- _Directions_:
Copy out the entries character for character, everything from the first one down to and including the one that contains "right-x-tick-label: 5 <box>467".
**** Records to process
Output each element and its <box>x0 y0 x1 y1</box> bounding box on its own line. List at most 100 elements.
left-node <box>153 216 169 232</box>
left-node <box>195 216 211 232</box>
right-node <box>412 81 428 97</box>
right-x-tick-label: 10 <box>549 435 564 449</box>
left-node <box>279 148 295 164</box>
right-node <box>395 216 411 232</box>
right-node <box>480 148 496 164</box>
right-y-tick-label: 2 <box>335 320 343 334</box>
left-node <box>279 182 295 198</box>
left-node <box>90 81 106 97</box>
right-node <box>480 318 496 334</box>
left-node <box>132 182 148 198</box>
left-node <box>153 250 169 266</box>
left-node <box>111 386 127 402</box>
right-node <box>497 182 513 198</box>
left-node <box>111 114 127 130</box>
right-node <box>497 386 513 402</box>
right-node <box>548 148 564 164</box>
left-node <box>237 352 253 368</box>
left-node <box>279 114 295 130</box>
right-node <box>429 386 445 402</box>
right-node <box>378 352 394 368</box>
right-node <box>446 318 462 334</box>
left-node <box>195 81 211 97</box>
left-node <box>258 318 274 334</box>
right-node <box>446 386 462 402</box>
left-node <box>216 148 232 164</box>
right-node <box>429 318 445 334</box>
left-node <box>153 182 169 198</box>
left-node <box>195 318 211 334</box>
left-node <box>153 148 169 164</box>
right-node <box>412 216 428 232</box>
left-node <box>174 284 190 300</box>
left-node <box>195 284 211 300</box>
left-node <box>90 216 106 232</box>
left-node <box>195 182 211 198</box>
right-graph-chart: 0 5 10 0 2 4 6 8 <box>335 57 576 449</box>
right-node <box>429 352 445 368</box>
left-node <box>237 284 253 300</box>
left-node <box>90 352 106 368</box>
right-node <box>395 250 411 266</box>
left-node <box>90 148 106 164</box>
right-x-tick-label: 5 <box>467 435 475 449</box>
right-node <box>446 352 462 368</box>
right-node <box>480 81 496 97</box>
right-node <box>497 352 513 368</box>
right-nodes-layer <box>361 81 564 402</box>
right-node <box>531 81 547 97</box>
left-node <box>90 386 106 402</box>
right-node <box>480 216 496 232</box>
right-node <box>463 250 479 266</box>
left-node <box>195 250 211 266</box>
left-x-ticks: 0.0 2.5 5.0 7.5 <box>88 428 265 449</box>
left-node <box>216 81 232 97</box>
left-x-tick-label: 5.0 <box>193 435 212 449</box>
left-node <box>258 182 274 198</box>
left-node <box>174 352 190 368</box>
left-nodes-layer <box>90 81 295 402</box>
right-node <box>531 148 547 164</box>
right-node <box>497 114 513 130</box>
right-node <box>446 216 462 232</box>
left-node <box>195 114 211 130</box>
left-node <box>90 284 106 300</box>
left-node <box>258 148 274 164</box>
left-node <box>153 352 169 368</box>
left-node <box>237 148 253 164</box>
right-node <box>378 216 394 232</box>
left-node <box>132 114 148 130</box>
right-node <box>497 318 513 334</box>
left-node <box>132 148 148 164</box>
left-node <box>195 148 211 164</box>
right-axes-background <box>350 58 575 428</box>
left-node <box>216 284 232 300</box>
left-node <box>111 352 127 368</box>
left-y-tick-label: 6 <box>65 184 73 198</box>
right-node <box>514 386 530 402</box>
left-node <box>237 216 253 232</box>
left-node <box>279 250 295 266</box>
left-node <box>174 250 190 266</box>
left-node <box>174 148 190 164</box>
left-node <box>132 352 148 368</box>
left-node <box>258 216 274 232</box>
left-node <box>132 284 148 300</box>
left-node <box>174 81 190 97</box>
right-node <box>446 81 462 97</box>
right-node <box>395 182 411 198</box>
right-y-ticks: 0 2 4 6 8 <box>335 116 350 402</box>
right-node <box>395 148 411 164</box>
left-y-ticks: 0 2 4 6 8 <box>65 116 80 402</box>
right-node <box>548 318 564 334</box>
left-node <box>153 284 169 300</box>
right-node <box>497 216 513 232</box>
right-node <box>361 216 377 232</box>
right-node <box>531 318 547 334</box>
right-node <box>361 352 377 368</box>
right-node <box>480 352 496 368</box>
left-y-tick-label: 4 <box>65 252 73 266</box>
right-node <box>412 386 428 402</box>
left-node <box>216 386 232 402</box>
********
- _Finished exercise_:
Output each element and its <box>x0 y0 x1 y1</box> bounding box on its own line. List at most 100 elements.
left-node <box>153 216 169 232</box>
left-node <box>195 216 211 232</box>
right-node <box>412 81 428 97</box>
right-x-tick-label: 10 <box>549 435 564 449</box>
left-node <box>279 148 295 164</box>
right-node <box>395 216 411 232</box>
right-node <box>480 148 496 164</box>
right-y-tick-label: 2 <box>335 320 343 334</box>
left-node <box>279 182 295 198</box>
left-node <box>90 81 106 97</box>
right-node <box>480 318 496 334</box>
left-node <box>132 182 148 198</box>
left-node <box>153 250 169 266</box>
left-node <box>111 386 127 402</box>
right-node <box>497 182 513 198</box>
left-node <box>111 114 127 130</box>
right-node <box>497 386 513 402</box>
right-node <box>548 148 564 164</box>
left-node <box>237 352 253 368</box>
left-node <box>279 114 295 130</box>
right-node <box>429 386 445 402</box>
right-node <box>378 352 394 368</box>
right-node <box>446 318 462 334</box>
left-node <box>195 81 211 97</box>
left-node <box>258 318 274 334</box>
right-node <box>446 386 462 402</box>
left-node <box>216 148 232 164</box>
right-node <box>429 318 445 334</box>
left-node <box>153 182 169 198</box>
left-node <box>195 318 211 334</box>
left-node <box>153 148 169 164</box>
right-node <box>412 216 428 232</box>
left-node <box>174 284 190 300</box>
left-node <box>195 284 211 300</box>
left-node <box>90 216 106 232</box>
left-node <box>195 182 211 198</box>
right-graph-chart: 0 5 10 0 2 4 6 8 <box>335 57 576 449</box>
right-node <box>429 352 445 368</box>
left-node <box>237 284 253 300</box>
left-node <box>90 352 106 368</box>
right-node <box>395 250 411 266</box>
left-node <box>90 148 106 164</box>
right-x-tick-label: 5 <box>467 435 475 449</box>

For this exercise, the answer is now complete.